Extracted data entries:

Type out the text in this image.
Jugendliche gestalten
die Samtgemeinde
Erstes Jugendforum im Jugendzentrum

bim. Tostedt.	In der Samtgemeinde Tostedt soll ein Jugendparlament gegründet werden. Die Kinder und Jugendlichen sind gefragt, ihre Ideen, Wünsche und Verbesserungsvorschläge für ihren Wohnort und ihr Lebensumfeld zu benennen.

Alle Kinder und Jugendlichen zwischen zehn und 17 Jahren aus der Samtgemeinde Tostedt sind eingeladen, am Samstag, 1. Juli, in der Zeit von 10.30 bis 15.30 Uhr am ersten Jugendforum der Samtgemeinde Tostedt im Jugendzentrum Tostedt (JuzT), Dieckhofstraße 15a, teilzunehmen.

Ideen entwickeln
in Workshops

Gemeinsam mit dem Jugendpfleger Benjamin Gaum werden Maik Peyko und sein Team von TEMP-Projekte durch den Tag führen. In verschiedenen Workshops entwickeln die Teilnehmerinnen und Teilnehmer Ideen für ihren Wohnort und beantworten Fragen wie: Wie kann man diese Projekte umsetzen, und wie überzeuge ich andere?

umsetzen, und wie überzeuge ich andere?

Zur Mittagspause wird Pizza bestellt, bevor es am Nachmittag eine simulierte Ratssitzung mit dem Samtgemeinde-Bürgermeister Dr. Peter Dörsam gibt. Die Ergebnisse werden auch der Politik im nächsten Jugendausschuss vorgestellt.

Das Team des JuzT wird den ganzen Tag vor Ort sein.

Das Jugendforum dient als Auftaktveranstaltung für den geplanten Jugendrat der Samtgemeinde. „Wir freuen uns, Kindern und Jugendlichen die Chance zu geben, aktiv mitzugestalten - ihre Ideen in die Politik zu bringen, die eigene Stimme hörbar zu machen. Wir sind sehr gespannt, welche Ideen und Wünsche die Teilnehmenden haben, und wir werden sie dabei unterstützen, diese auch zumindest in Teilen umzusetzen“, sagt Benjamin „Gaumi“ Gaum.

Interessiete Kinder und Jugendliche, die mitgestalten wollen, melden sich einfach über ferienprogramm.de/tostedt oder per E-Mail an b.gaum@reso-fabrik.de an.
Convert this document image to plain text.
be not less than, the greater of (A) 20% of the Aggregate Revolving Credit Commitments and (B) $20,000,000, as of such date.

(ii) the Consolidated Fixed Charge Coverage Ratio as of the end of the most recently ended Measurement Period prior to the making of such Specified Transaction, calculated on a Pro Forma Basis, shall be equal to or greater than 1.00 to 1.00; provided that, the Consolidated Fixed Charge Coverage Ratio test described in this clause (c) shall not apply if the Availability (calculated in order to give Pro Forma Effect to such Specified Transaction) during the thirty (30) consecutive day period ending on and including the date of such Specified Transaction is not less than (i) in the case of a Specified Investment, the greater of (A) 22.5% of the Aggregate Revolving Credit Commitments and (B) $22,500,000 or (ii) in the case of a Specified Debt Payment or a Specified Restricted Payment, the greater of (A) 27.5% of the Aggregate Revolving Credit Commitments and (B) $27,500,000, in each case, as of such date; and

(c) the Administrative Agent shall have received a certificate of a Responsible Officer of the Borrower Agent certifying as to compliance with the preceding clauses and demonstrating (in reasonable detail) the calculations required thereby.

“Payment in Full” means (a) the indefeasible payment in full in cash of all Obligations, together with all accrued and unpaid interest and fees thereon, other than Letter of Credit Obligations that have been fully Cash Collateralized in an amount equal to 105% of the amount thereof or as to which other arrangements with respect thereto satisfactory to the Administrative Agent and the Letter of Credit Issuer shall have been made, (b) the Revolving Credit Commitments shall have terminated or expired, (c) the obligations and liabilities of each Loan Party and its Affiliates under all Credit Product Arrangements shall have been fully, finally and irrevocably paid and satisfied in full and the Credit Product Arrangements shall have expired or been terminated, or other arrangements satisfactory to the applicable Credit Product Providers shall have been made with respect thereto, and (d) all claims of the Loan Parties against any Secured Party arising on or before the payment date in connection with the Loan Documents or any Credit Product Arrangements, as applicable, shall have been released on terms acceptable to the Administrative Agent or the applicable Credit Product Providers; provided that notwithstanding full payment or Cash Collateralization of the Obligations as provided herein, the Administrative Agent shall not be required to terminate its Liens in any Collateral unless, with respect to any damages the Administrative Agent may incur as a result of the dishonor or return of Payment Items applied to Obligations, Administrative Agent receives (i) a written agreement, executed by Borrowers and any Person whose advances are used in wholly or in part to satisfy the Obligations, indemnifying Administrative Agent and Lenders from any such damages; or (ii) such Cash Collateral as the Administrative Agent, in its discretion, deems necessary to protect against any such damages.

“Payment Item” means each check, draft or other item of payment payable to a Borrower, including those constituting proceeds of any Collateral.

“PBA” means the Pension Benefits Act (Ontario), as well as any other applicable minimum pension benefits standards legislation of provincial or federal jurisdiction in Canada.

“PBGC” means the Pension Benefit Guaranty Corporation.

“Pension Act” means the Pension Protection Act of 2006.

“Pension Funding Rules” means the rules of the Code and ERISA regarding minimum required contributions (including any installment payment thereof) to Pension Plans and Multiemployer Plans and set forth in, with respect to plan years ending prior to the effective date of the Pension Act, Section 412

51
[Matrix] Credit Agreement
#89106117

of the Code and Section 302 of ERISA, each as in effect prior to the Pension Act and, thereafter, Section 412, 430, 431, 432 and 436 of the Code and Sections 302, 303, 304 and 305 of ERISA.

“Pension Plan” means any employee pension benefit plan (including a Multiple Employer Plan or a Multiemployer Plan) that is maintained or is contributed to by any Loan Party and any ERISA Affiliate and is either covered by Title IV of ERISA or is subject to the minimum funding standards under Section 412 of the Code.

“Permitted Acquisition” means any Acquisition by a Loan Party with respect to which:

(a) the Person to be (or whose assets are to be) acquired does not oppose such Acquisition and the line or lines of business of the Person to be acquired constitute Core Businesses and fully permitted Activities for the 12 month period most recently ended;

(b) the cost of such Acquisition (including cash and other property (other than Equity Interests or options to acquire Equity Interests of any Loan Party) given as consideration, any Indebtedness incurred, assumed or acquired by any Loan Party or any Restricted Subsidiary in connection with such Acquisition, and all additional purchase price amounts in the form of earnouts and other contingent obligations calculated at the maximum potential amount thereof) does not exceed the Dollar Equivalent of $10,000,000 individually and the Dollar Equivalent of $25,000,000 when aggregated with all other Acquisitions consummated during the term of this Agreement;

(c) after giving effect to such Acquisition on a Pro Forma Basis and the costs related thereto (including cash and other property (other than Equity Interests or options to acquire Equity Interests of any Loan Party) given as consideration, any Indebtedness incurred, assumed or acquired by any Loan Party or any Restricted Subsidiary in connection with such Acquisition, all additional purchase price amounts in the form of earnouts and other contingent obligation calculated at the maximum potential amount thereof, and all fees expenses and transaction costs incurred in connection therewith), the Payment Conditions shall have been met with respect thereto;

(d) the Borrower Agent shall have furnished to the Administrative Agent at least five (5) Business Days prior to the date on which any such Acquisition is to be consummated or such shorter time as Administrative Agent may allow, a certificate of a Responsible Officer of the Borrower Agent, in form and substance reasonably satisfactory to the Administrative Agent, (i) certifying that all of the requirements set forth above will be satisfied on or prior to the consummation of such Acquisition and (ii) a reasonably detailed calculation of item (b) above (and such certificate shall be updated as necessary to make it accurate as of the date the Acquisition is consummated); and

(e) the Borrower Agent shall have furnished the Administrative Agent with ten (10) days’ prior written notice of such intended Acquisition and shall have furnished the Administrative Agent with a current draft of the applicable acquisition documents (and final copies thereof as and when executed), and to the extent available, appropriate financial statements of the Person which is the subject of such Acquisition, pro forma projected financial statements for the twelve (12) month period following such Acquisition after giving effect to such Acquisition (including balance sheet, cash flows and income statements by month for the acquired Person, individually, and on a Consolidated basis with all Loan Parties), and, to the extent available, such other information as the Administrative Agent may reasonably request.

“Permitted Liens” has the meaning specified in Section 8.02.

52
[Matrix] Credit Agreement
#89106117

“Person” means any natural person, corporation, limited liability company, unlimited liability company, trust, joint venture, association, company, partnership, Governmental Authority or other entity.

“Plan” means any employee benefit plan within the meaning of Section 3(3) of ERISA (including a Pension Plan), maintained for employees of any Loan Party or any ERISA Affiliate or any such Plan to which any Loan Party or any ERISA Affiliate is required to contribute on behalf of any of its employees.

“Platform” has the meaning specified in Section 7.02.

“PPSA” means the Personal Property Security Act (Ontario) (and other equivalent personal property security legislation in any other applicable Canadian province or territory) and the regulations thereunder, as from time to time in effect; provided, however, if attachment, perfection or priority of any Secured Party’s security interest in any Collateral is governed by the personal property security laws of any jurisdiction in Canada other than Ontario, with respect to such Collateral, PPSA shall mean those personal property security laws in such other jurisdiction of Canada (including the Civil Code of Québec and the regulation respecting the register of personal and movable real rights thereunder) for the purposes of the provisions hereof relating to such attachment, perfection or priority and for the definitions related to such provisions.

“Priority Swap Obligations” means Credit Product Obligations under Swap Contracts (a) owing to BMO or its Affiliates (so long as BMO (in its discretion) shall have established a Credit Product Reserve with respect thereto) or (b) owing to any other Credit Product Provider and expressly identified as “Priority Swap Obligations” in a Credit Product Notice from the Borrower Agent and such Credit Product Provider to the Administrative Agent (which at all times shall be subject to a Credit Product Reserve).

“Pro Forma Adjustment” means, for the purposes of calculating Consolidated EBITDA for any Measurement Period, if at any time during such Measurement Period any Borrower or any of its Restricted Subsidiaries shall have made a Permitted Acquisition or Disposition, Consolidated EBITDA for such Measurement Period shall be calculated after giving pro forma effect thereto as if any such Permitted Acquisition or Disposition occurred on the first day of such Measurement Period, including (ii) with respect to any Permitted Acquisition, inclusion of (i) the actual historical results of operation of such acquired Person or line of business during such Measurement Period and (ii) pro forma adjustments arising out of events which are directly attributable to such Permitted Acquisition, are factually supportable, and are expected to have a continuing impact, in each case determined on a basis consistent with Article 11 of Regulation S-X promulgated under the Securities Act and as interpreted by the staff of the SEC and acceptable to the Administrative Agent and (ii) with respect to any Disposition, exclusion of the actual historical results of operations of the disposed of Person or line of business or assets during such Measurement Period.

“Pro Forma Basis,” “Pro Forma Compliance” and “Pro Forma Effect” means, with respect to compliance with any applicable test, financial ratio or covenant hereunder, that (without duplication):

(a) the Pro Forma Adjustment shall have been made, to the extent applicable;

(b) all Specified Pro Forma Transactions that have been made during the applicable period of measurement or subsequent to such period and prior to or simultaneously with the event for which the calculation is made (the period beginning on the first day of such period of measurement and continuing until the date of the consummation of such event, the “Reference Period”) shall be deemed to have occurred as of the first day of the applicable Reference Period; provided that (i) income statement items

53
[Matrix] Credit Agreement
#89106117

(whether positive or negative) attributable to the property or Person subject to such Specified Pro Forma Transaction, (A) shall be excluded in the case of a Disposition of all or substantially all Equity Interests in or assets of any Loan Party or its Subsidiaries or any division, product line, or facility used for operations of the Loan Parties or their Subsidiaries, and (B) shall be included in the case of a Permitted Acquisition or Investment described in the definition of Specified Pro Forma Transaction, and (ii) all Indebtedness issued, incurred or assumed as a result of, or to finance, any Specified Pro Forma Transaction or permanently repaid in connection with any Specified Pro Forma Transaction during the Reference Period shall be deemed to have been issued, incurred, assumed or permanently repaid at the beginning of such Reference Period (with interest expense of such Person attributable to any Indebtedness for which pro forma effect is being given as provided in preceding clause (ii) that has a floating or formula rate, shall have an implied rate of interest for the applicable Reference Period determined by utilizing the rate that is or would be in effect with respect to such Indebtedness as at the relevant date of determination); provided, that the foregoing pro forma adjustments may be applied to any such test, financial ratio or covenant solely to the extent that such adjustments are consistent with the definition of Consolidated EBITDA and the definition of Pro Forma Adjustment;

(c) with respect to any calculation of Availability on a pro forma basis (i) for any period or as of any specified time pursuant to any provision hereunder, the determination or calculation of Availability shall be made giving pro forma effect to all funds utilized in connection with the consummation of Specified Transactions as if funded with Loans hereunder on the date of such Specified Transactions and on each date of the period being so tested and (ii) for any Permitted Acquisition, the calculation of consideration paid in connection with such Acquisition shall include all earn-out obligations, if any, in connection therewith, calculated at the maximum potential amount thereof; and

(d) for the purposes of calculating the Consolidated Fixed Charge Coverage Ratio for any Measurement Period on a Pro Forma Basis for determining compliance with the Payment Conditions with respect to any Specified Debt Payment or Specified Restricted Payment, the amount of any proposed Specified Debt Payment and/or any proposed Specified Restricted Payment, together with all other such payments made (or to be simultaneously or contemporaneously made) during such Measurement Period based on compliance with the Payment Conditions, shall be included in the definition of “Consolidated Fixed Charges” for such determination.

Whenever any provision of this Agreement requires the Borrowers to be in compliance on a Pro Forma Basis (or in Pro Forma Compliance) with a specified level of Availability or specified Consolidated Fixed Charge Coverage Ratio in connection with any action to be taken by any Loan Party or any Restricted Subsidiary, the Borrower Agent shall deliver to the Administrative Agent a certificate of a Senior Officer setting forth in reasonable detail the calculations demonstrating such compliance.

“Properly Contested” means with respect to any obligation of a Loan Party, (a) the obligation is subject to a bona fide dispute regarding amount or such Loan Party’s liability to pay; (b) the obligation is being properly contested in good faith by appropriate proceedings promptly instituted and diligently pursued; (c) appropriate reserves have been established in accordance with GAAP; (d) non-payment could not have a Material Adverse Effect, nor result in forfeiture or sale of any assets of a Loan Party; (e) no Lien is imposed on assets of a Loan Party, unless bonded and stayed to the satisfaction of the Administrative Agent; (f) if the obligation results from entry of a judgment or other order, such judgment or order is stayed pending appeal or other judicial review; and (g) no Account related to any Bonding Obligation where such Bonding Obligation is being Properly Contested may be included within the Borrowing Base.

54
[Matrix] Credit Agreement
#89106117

**WRITTEN INSTRUCTION:** Which lines of the data above contain "andere"? Copy each one.

**SOLUTION TO THIS PROBLEM:**
Gemeinsam mit dem Jugendpfleger Benjamin Gaum werden Maik Peyko und sein Team von TEMP-Projekte durch den Tag führen. In verschiedenen Workshops entwickeln die Teilnehmerinnen und Teilnehmer Ideen für ihren Wohnort und beantworten Fragen wie: Wie kann man diese Projekte umsetzen, und wie überzeuge ich andere?
umsetzen, und wie überzeuge ich andere?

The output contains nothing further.